6. Терминология. Относительно терминологии стоит заметить следующее. Термина (как и понятия) идеи тут еще нет. Впервые попадается «эйдос» Charm. 154с, 154е и «идея» Alcib. I 119с, Charm. 157d, 158а, 175d, но — в чисто чувственном, т. е. в наивно–реалистическом, значении. «Сущность» и «сущее» понимаются так же реалистично и даже в обывательском смысле. Τά δντα: 1) 132de «что за предмет» (τι… των δντων); 2) 133a что–нибудь из вещей (то же греч. выраж.); 3) Charm. 166d «в каком положении находится всякий предмет (εκαστον των δντων), который только существует»; 4) 169а «ничто из существующего»; 5) 174а прошедшее, будущее и «ныне существующее»; 6) 174b «знание о чем именно из существующего»; 7) 175b «чему, собственно, из существующего дарователь имен дал это имя». Тф δντι: 1) Alcib. I 104d «на самом деле удивляюсь»; 2) 119е «если только в самом деле ты намереваешься совершить какой–нибудь прекрасный подвиг».

▶ [Задания]:
A – В каком значении, согласно фрагменту о терминологии, попадаются «эйдос» и «идея»?
B – Определите, согласуются ли с фрагментом о терминологии следующие утверждения: (i) термин идеи тут уже есть; (ii) «сущность» и «сущее» понимаются реалистично; (iii) Charm. 157d входит в число мест, где впервые попадается «идея».
C – Подхватите фрагмент о терминологии и продолжите его, начиная сразу после последнего предложения.

Записи из набора данных:
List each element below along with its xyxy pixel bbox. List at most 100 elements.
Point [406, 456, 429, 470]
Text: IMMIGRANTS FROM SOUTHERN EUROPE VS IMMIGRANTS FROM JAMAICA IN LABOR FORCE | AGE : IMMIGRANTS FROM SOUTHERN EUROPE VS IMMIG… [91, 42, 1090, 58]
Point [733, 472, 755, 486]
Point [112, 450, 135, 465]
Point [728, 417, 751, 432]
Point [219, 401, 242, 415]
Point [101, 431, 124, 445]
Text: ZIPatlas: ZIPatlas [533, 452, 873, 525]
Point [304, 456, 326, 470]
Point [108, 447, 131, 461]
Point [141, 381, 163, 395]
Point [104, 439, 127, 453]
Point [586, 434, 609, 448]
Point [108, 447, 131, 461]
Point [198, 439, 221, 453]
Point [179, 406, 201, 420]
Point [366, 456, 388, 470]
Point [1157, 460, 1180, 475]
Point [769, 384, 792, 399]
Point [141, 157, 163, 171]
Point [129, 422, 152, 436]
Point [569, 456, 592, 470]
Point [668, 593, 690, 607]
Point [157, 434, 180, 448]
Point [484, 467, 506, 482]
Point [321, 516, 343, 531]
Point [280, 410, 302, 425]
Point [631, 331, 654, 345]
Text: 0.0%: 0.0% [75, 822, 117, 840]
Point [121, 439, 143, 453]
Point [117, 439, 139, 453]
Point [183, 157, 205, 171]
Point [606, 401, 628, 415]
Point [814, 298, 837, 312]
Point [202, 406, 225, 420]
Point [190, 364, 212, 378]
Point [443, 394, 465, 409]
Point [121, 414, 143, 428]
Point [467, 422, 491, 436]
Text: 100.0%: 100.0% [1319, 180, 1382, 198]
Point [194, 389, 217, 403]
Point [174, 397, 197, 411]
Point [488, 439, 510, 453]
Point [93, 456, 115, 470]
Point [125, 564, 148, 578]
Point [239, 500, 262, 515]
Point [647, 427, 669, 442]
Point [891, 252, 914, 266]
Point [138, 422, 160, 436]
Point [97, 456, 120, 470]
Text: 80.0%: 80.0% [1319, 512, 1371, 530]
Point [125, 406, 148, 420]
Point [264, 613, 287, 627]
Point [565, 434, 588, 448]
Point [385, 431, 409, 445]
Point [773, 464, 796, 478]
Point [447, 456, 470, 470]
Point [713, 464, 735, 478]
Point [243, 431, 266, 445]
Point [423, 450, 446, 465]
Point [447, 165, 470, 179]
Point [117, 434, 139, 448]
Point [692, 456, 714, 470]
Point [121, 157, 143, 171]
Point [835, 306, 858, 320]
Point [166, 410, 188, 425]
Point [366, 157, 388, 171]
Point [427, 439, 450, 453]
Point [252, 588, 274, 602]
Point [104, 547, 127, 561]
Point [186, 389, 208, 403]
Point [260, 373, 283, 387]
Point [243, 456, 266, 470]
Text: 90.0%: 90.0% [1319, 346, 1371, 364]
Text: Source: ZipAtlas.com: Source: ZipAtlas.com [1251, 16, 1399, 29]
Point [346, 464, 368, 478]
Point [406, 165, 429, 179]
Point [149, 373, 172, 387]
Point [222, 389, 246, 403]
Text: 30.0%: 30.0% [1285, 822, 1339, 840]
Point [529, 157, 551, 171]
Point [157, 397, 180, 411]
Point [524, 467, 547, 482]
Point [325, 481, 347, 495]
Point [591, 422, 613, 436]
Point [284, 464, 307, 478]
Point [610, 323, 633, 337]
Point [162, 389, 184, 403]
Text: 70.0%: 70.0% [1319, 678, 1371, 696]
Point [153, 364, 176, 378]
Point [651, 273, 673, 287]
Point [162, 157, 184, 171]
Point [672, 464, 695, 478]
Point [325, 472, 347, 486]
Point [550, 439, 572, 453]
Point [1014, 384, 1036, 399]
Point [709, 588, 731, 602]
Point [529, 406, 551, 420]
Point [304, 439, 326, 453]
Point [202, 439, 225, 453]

▶ [Ответы]:
A – В чисто чувственном, то есть в наивно–реалистическом, значении.

B –
(i) Нет: «Термина (как и понятия) идеи тут еще нет».
(ii) Да: «„Сущность“ и „сущее“ понимаются так же реалистично и даже в обывательском смысле».
(iii) Да: «„идея“ Alcib. I 119с, Charm. 157d, 158а, 175d».

C –
Οντως — 122а «чтобы приучиться сохранить свободу и быть в самом деле царем». Из трех рассматриваемых диалогов, кажется, только однажды, насколько я смог себе отметить, встречается место с феноменологическим значением «сущности». Это — Charm. 168cd «то, что имеет свойство относительно самого себя, не будет ли иметь и ту сущность (ουσία), к которой его свойство относится?» Здесь правильный комментарий Вл. Соловьева (I 258): «Усия — не в смысле субстанции, а как особая качественная определенность или специфическое свойство (субстанциальная форма у схоластиков)».